---------- Working data ----------

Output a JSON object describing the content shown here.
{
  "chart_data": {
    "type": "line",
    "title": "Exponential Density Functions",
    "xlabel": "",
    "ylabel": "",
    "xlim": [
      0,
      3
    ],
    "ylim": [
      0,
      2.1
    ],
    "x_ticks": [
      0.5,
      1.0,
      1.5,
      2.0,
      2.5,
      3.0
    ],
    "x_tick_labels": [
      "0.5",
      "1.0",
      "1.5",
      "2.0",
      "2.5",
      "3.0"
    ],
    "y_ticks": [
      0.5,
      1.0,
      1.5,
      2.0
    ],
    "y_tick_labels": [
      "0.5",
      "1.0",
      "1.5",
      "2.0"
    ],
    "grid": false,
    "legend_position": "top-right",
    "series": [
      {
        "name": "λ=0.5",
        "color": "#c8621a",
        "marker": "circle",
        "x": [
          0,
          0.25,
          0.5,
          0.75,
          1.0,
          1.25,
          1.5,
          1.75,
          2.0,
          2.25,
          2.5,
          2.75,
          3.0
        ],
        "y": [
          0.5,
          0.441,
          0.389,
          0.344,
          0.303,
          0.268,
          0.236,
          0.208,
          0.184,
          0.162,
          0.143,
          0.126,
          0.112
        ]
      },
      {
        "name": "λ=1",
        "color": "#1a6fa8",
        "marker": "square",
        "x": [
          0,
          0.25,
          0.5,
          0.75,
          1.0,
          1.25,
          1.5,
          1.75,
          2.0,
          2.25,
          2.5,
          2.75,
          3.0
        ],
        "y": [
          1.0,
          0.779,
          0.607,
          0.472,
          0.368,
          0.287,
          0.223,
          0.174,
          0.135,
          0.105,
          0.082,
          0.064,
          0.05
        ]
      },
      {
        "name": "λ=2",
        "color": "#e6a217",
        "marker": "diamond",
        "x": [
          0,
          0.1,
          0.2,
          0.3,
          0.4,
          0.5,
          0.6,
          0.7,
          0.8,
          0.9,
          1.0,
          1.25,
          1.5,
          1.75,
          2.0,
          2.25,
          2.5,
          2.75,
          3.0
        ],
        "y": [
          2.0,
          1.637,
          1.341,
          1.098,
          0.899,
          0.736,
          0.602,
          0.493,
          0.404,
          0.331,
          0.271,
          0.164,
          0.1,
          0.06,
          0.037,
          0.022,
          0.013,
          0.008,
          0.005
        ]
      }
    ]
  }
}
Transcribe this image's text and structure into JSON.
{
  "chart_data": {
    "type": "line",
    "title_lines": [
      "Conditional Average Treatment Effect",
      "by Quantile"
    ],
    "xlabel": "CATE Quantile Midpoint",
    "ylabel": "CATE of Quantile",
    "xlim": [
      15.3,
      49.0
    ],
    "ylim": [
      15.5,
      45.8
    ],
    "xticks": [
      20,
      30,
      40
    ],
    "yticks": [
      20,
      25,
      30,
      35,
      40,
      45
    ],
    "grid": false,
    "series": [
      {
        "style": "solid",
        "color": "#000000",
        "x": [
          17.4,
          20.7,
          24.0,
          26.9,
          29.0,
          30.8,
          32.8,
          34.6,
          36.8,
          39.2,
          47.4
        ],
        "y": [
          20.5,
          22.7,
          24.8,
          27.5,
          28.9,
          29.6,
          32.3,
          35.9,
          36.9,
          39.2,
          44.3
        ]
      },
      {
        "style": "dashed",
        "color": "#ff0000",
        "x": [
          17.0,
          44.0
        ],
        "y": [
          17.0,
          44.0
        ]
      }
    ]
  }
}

----------

The problem ▸ Each entry must be reproduced verbatim.

Finished answer ▸
Output a JSON object describing the content shown here.
{
  "chart_data": {
    "type": "line",
    "title": "Exponential Density Functions",
    "xlabel": "",
    "ylabel": "",
    "xlim": [
      0,
      3
    ],
    "ylim": [
      0,
      2.1
    ],
    "x_ticks": [
      0.5,
      1.0,
      1.5,
      2.0,
      2.5,
      3.0
    ],
    "x_tick_labels": [
      "0.5",
      "1.0",
      "1.5",
      "2.0",
      "2.5",
      "3.0"
    ],
    "y_ticks": [
      0.5,
      1.0,
      1.5,
      2.0
    ],
    "y_tick_labels": [
      "0.5",
      "1.0",
      "1.5",
      "2.0"
    ],
    "grid": false,
    "legend_position": "top-right",
    "series": [
      {
        "name": "λ=0.5",
        "color": "#c8621a",
        "marker": "circle",
        "x": [
          0,
          0.25,
          0.5,
          0.75,
          1.0,
          1.25,
          1.5,
          1.75,
          2.0,
          2.25,
          2.5,
          2.75,
          3.0
        ],
        "y": [
          0.5,
          0.441,
          0.389,
          0.344,
          0.303,
          0.268,
          0.236,
          0.208,
          0.184,
          0.162,
          0.143,
          0.126,
          0.112
        ]
      },
      {
        "name": "λ=1",
        "color": "#1a6fa8",
        "marker": "square",
        "x": [
          0,
          0.25,
          0.5,
          0.75,
          1.0,
          1.25,
          1.5,
          1.75,
          2.0,
          2.25,
          2.5,
          2.75,
          3.0
        ],
        "y": [
          1.0,
          0.779,
          0.607,
          0.472,
          0.368,
          0.287,
          0.223,
          0.174,
          0.135,
          0.105,
          0.082,
          0.064,
          0.05
        ]
      },
      {
        "name": "λ=2",
        "color": "#e6a217",
        "marker": "diamond",
        "x": [
          0,
          0.1,
          0.2,
          0.3,
          0.4,
          0.5,
          0.6,
          0.7,
          0.8,
          0.9,
          1.0,
          1.25,
          1.5,
          1.75,
          2.0,
          2.25,
          2.5,
          2.75,
          3.0
        ],
        "y": [
          2.0,
          1.637,
          1.341,
          1.098,
          0.899,
          0.736,
          0.602,
          0.493,
          0.404,
          0.331,
          0.271,
          0.164,
          0.1,
          0.06,
          0.037,
          0.022,
          0.013,
          0.008,
          0.005
        ]
      }
    ]
  }
}
Transcribe this image's text and structure into JSON.
{
  "chart_data": {
    "type": "line",
    "title_lines": [
      "Conditional Average Treatment Effect",
      "by Quantile"
    ],
    "xlabel": "CATE Quantile Midpoint",
    "ylabel": "CATE of Quantile",
    "xlim": [
      15.3,
      49.0
    ],
    "ylim": [
      15.5,
      45.8
    ],
    "xticks": [
      20,
      30,
      40
    ],
    "yticks": [
      20,
      25,
      30,
      35,
      40,
      45
    ],
    "grid": false,
    "series": [
      {
        "style": "solid",
        "color": "#000000",
        "x": [
          17.4,
          20.7,
          24.0,
          26.9,
          29.0,
          30.8,
          32.8,
          34.6,
          36.8,
          39.2,
          47.4
        ],
        "y": [
          20.5,
          22.7,
          24.8,
          27.5,
          28.9,
          29.6,
          32.3,
          35.9,
          36.9,
          39.2,
          44.3
        ]
      },
      {
        "style": "dashed",
        "color": "#ff0000",
        "x": [
          17.0,
          44.0
        ],
        "y": [
          17.0,
          44.0
        ]
      }
    ]
  }
}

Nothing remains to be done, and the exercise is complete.